■ Data provided
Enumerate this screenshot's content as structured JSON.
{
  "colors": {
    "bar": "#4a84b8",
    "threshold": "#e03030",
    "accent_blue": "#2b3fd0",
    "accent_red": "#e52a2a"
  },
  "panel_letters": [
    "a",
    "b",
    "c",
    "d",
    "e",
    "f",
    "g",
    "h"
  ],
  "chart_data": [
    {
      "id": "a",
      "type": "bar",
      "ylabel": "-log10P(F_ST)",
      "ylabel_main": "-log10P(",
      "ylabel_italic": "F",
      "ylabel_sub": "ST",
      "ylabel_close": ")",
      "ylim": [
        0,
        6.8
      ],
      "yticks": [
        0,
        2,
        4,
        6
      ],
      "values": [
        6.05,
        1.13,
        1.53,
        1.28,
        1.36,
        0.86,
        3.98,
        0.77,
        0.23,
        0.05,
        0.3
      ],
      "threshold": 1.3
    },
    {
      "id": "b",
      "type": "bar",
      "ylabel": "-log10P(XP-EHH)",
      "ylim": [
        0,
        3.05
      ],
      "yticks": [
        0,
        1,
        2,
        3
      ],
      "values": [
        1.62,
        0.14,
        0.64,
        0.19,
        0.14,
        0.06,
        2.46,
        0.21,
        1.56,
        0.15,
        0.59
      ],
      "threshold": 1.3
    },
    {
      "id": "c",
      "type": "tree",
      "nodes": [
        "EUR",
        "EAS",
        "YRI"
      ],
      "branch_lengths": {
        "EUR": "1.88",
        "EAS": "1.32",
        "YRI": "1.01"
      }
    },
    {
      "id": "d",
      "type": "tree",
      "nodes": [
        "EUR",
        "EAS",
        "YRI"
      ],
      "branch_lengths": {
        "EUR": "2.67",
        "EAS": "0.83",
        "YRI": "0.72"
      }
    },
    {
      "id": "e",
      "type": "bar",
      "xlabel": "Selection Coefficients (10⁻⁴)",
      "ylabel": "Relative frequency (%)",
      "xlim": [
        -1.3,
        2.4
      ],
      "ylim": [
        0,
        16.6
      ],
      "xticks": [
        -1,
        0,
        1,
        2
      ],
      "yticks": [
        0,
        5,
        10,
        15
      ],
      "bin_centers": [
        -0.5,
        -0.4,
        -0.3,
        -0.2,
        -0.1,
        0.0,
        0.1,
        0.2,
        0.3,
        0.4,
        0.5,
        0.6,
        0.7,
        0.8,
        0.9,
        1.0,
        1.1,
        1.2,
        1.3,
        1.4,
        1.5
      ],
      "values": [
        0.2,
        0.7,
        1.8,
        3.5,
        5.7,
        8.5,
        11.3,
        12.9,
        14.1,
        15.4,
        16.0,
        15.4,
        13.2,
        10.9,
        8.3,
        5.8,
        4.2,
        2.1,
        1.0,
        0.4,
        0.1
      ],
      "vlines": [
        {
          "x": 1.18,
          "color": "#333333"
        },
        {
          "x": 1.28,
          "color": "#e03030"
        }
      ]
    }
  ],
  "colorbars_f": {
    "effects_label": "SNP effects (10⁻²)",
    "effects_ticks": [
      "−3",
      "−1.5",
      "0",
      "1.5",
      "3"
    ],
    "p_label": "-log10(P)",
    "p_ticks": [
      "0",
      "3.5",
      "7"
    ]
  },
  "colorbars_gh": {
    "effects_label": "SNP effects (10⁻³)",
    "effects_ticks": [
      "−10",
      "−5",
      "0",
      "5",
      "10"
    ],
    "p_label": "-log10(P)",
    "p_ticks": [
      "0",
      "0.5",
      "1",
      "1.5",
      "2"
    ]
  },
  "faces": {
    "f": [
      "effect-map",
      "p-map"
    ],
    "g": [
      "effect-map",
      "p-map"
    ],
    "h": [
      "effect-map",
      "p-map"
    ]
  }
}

■ What is needed
Please repeat the listing above in full and exactly.

■ Answer in full
Enumerate this screenshot's content as structured JSON.
{
  "colors": {
    "bar": "#4a84b8",
    "threshold": "#e03030",
    "accent_blue": "#2b3fd0",
    "accent_red": "#e52a2a"
  },
  "panel_letters": [
    "a",
    "b",
    "c",
    "d",
    "e",
    "f",
    "g",
    "h"
  ],
  "chart_data": [
    {
      "id": "a",
      "type": "bar",
      "ylabel": "-log10P(F_ST)",
      "ylabel_main": "-log10P(",
      "ylabel_italic": "F",
      "ylabel_sub": "ST",
      "ylabel_close": ")",
      "ylim": [
        0,
        6.8
      ],
      "yticks": [
        0,
        2,
        4,
        6
      ],
      "values": [
        6.05,
        1.13,
        1.53,
        1.28,
        1.36,
        0.86,
        3.98,
        0.77,
        0.23,
        0.05,
        0.3
      ],
      "threshold": 1.3
    },
    {
      "id": "b",
      "type": "bar",
      "ylabel": "-log10P(XP-EHH)",
      "ylim": [
        0,
        3.05
      ],
      "yticks": [
        0,
        1,
        2,
        3
      ],
      "values": [
        1.62,
        0.14,
        0.64,
        0.19,
        0.14,
        0.06,
        2.46,
        0.21,
        1.56,
        0.15,
        0.59
      ],
      "threshold": 1.3
    },
    {
      "id": "c",
      "type": "tree",
      "nodes": [
        "EUR",
        "EAS",
        "YRI"
      ],
      "branch_lengths": {
        "EUR": "1.88",
        "EAS": "1.32",
        "YRI": "1.01"
      }
    },
    {
      "id": "d",
      "type": "tree",
      "nodes": [
        "EUR",
        "EAS",
        "YRI"
      ],
      "branch_lengths": {
        "EUR": "2.67",
        "EAS": "0.83",
        "YRI": "0.72"
      }
    },
    {
      "id": "e",
      "type": "bar",
      "xlabel": "Selection Coefficients (10⁻⁴)",
      "ylabel": "Relative frequency (%)",
      "xlim": [
        -1.3,
        2.4
      ],
      "ylim": [
        0,
        16.6
      ],
      "xticks": [
        -1,
        0,
        1,
        2
      ],
      "yticks": [
        0,
        5,
        10,
        15
      ],
      "bin_centers": [
        -0.5,
        -0.4,
        -0.3,
        -0.2,
        -0.1,
        0.0,
        0.1,
        0.2,
        0.3,
        0.4,
        0.5,
        0.6,
        0.7,
        0.8,
        0.9,
        1.0,
        1.1,
        1.2,
        1.3,
        1.4,
        1.5
      ],
      "values": [
        0.2,
        0.7,
        1.8,
        3.5,
        5.7,
        8.5,
        11.3,
        12.9,
        14.1,
        15.4,
        16.0,
        15.4,
        13.2,
        10.9,
        8.3,
        5.8,
        4.2,
        2.1,
        1.0,
        0.4,
        0.1
      ],
      "vlines": [
        {
          "x": 1.18,
          "color": "#333333"
        },
        {
          "x": 1.28,
          "color": "#e03030"
        }
      ]
    }
  ],
  "colorbars_f": {
    "effects_label": "SNP effects (10⁻²)",
    "effects_ticks": [
      "−3",
      "−1.5",
      "0",
      "1.5",
      "3"
    ],
    "p_label": "-log10(P)",
    "p_ticks": [
      "0",
      "3.5",
      "7"
    ]
  },
  "colorbars_gh": {
    "effects_label": "SNP effects (10⁻³)",
    "effects_ticks": [
      "−10",
      "−5",
      "0",
      "5",
      "10"
    ],
    "p_label": "-log10(P)",
    "p_ticks": [
      "0",
      "0.5",
      "1",
      "1.5",
      "2"
    ]
  },
  "faces": {
    "f": [
      "effect-map",
      "p-map"
    ],
    "g": [
      "effect-map",
      "p-map"
    ],
    "h": [
      "effect-map",
      "p-map"
    ]
  }
}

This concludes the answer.